→ **INFORMATION GIVEN**:
** START **
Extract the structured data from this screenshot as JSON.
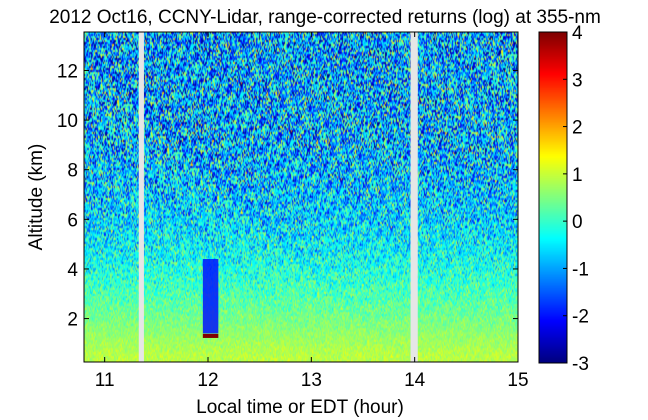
{
  "figure": {
    "title": "2012 Oct16, CCNY-Lidar, range-corrected returns (log) at 355-nm"
  },
  "chart_data": {
    "type": "heatmap",
    "title": "2012 Oct16, CCNY-Lidar, range-corrected returns (log) at 355-nm",
    "xlabel": "Local time or EDT (hour)",
    "ylabel": "Altitude (km)",
    "xlim": [
      10.8,
      15.0
    ],
    "ylim": [
      0.25,
      13.55
    ],
    "xticks": [
      11,
      12,
      13,
      14,
      15
    ],
    "yticks": [
      2,
      4,
      6,
      8,
      10,
      12
    ],
    "colorbar": {
      "range": [
        -3,
        4
      ],
      "ticks": [
        -3,
        -2,
        -1,
        0,
        1,
        2,
        3,
        4
      ],
      "colormap": "jet",
      "colors": [
        "#00008f",
        "#0000ff",
        "#00ffff",
        "#ffff00",
        "#ff0000",
        "#800000"
      ]
    },
    "data_gaps_hour": [
      [
        11.33,
        11.38
      ],
      [
        13.96,
        14.03
      ]
    ],
    "features": [
      {
        "label": "cloud layer",
        "x_start": 11.95,
        "x_end": 12.1,
        "altitude_km": 1.3,
        "value": 4
      },
      {
        "label": "low-signal column",
        "x_start": 11.95,
        "x_end": 12.1,
        "alt_start_km": 1.4,
        "alt_end_km": 4.4,
        "value": -2
      }
    ],
    "profile_mean": [
      {
        "altitude_km": 0.5,
        "value": 0.9
      },
      {
        "altitude_km": 1.5,
        "value": 0.6
      },
      {
        "altitude_km": 2.5,
        "value": 0.3
      },
      {
        "altitude_km": 3.5,
        "value": 0.0
      },
      {
        "altitude_km": 4.5,
        "value": -0.3
      },
      {
        "altitude_km": 6.0,
        "value": -0.6
      },
      {
        "altitude_km": 8.0,
        "value": -0.8
      },
      {
        "altitude_km": 11.0,
        "value": -0.9
      },
      {
        "altitude_km": 13.5,
        "value": -1.0
      }
    ],
    "grid": false,
    "legend": "colorbar-right"
  }
}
** END **
→ **WHAT YOU HAVE TO DO**: Reproduce the listing exactly. Leave its pictures out.

→ **OUTPUT FOR THIS EXERCISE**:
Extract the structured data from this screenshot as JSON.
{
  "figure": {
    "title": "2012 Oct16, CCNY-Lidar, range-corrected returns (log) at 355-nm"
  },
  "chart_data": {
    "type": "heatmap",
    "title": "2012 Oct16, CCNY-Lidar, range-corrected returns (log) at 355-nm",
    "xlabel": "Local time or EDT (hour)",
    "ylabel": "Altitude (km)",
    "xlim": [
      10.8,
      15.0
    ],
    "ylim": [
      0.25,
      13.55
    ],
    "xticks": [
      11,
      12,
      13,
      14,
      15
    ],
    "yticks": [
      2,
      4,
      6,
      8,
      10,
      12
    ],
    "colorbar": {
      "range": [
        -3,
        4
      ],
      "ticks": [
        -3,
        -2,
        -1,
        0,
        1,
        2,
        3,
        4
      ],
      "colormap": "jet",
      "colors": [
        "#00008f",
        "#0000ff",
        "#00ffff",
        "#ffff00",
        "#ff0000",
        "#800000"
      ]
    },
    "data_gaps_hour": [
      [
        11.33,
        11.38
      ],
      [
        13.96,
        14.03
      ]
    ],
    "features": [
      {
        "label": "cloud layer",
        "x_start": 11.95,
        "x_end": 12.1,
        "altitude_km": 1.3,
        "value": 4
      },
      {
        "label": "low-signal column",
        "x_start": 11.95,
        "x_end": 12.1,
        "alt_start_km": 1.4,
        "alt_end_km": 4.4,
        "value": -2
      }
    ],
    "profile_mean": [
      {
        "altitude_km": 0.5,
        "value": 0.9
      },
      {
        "altitude_km": 1.5,
        "value": 0.6
      },
      {
        "altitude_km": 2.5,
        "value": 0.3
      },
      {
        "altitude_km": 3.5,
        "value": 0.0
      },
      {
        "altitude_km": 4.5,
        "value": -0.3
      },
      {
        "altitude_km": 6.0,
        "value": -0.6
      },
      {
        "altitude_km": 8.0,
        "value": -0.8
      },
      {
        "altitude_km": 11.0,
        "value": -0.9
      },
      {
        "altitude_km": 13.5,
        "value": -1.0
      }
    ],
    "grid": false,
    "legend": "colorbar-right"
  }
}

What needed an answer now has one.